____ DATASET CONTENT
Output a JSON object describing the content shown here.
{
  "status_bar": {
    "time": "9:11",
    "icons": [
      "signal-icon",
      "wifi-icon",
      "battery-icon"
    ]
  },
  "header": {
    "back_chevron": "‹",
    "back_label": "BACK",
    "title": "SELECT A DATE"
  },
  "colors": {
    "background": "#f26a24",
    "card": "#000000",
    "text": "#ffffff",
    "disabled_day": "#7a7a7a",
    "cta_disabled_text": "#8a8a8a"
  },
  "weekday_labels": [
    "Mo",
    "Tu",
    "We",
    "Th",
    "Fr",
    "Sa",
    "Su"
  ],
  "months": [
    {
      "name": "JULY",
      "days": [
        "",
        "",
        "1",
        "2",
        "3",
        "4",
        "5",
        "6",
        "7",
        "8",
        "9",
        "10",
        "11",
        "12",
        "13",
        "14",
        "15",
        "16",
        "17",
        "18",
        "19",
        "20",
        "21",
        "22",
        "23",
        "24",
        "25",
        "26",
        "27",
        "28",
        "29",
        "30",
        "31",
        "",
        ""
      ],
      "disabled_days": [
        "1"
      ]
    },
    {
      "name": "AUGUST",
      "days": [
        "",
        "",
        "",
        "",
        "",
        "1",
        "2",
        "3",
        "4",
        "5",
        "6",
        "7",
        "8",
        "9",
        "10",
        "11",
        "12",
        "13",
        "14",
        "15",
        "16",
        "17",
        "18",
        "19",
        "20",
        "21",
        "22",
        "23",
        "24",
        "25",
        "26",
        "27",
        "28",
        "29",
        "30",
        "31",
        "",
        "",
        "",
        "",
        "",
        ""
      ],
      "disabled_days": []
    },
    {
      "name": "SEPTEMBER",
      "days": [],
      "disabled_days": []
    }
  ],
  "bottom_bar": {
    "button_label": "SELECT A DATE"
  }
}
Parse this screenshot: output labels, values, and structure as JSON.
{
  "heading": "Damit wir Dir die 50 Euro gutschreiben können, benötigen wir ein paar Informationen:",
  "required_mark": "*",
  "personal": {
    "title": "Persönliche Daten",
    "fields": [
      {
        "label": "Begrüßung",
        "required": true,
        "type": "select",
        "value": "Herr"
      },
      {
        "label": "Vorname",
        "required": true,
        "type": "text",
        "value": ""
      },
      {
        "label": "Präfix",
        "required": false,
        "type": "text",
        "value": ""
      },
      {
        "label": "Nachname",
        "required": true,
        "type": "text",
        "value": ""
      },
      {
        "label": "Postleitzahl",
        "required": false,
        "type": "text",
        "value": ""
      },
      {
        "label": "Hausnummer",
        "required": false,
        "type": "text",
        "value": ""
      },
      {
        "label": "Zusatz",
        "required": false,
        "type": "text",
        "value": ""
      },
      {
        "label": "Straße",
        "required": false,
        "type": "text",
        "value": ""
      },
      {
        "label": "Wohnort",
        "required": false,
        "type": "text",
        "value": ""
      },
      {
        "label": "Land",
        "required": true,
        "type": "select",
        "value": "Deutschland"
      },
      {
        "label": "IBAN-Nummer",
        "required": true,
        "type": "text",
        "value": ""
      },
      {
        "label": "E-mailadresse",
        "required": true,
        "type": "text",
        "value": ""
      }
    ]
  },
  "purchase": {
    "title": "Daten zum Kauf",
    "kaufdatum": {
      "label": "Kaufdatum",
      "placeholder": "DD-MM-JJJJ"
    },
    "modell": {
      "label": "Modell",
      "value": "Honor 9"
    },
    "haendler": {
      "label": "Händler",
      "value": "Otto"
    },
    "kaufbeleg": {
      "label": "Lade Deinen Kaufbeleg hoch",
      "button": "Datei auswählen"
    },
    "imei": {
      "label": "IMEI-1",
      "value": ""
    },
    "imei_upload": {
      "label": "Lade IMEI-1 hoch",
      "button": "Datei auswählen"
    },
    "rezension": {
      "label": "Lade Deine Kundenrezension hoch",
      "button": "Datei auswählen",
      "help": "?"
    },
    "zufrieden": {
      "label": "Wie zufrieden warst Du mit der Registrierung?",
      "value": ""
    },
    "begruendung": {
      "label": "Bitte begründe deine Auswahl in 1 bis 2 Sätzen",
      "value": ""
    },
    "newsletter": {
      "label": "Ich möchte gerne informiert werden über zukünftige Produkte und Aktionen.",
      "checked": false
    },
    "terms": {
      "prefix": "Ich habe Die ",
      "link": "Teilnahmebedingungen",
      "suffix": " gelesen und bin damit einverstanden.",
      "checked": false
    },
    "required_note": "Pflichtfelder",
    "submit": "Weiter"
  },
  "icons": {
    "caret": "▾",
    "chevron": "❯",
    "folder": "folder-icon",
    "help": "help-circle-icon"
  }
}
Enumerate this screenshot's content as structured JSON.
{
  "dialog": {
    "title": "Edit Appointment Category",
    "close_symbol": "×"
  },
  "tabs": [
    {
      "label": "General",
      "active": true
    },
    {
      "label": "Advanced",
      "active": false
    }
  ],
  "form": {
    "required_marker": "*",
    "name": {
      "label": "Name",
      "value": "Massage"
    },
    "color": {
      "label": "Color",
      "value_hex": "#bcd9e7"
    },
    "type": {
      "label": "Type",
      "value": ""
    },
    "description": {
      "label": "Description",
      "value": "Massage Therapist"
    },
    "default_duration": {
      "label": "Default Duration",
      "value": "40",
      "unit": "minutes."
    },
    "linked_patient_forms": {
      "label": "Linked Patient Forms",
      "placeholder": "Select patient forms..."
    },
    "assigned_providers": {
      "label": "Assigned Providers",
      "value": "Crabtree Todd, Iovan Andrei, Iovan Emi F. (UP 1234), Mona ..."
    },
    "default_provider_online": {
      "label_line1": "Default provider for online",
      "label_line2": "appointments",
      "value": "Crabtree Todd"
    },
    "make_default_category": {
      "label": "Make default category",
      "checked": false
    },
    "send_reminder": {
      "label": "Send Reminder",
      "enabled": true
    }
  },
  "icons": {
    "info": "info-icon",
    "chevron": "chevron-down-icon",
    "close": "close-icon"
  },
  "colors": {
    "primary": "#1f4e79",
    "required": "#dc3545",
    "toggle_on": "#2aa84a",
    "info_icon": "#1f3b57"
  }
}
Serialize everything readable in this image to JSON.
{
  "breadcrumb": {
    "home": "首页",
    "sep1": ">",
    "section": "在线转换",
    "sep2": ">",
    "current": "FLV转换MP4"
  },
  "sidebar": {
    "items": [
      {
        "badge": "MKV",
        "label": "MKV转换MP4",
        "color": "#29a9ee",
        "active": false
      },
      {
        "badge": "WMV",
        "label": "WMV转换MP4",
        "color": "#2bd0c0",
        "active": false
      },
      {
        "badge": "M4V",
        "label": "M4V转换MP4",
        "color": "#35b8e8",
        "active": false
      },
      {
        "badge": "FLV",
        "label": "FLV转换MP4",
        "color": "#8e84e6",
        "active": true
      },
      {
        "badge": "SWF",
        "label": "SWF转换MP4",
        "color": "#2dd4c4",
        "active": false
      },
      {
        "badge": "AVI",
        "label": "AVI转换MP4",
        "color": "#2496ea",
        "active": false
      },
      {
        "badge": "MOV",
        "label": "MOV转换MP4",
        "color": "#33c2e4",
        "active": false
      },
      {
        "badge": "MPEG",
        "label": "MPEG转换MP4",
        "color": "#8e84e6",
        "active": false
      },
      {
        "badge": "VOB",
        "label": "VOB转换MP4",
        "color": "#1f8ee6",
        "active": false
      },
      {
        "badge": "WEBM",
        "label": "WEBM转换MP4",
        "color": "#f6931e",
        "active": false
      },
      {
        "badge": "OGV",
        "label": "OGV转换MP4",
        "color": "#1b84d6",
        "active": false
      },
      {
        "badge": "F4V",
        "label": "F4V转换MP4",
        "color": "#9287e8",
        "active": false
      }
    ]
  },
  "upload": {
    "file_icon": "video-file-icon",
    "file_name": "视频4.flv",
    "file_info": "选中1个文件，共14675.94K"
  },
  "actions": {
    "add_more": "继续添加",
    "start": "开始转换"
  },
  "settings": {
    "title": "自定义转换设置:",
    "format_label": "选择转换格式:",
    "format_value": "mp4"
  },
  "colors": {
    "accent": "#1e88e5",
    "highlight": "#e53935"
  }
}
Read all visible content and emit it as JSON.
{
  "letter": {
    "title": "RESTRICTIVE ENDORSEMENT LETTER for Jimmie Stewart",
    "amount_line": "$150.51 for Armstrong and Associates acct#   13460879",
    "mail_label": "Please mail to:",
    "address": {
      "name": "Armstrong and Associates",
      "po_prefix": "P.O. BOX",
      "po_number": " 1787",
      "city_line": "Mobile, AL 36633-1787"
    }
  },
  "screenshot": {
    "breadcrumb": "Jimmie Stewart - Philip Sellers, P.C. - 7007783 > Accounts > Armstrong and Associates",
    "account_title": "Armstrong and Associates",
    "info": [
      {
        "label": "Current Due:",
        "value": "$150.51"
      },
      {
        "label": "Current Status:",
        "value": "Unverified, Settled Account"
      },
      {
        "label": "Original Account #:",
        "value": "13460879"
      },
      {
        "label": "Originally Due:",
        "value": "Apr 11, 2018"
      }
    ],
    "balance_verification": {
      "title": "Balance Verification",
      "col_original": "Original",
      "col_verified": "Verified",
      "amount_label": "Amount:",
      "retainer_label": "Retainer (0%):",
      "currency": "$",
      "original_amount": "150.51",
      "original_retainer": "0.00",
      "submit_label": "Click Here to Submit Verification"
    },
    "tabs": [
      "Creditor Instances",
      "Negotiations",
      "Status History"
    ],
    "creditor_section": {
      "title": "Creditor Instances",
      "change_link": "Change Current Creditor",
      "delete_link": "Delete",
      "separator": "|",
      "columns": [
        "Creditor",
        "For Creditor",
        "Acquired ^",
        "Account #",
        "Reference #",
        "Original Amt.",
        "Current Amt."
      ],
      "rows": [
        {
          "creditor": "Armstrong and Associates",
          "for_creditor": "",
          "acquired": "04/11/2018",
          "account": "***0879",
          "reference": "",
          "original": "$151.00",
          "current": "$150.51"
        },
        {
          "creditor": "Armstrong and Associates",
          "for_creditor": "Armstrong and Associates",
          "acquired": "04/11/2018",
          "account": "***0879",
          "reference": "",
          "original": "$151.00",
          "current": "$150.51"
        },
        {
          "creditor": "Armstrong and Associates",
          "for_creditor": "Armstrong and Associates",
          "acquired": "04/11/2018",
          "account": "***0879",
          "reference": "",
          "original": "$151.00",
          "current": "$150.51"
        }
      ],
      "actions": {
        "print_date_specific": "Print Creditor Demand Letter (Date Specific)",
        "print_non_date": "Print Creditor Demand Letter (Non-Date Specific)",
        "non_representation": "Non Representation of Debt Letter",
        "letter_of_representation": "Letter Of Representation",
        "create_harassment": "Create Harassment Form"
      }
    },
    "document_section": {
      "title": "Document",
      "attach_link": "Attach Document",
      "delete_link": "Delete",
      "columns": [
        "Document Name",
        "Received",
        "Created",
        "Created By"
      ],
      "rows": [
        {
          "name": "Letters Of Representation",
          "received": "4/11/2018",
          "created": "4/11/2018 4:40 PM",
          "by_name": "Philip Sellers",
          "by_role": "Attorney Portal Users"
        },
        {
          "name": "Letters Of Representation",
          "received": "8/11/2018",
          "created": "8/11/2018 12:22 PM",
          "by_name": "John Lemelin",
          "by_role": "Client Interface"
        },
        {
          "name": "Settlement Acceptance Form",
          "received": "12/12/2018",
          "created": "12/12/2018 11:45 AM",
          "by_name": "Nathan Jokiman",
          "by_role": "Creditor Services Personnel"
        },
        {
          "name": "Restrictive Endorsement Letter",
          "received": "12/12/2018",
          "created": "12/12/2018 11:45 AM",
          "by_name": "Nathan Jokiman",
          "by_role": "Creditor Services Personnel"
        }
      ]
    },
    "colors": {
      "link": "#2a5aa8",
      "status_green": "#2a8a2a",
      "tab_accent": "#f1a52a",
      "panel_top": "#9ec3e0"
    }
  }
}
________
SHORT TASK: Return only the number of lines in the preceding records that contain the string "Jimmie".

REPLY: 2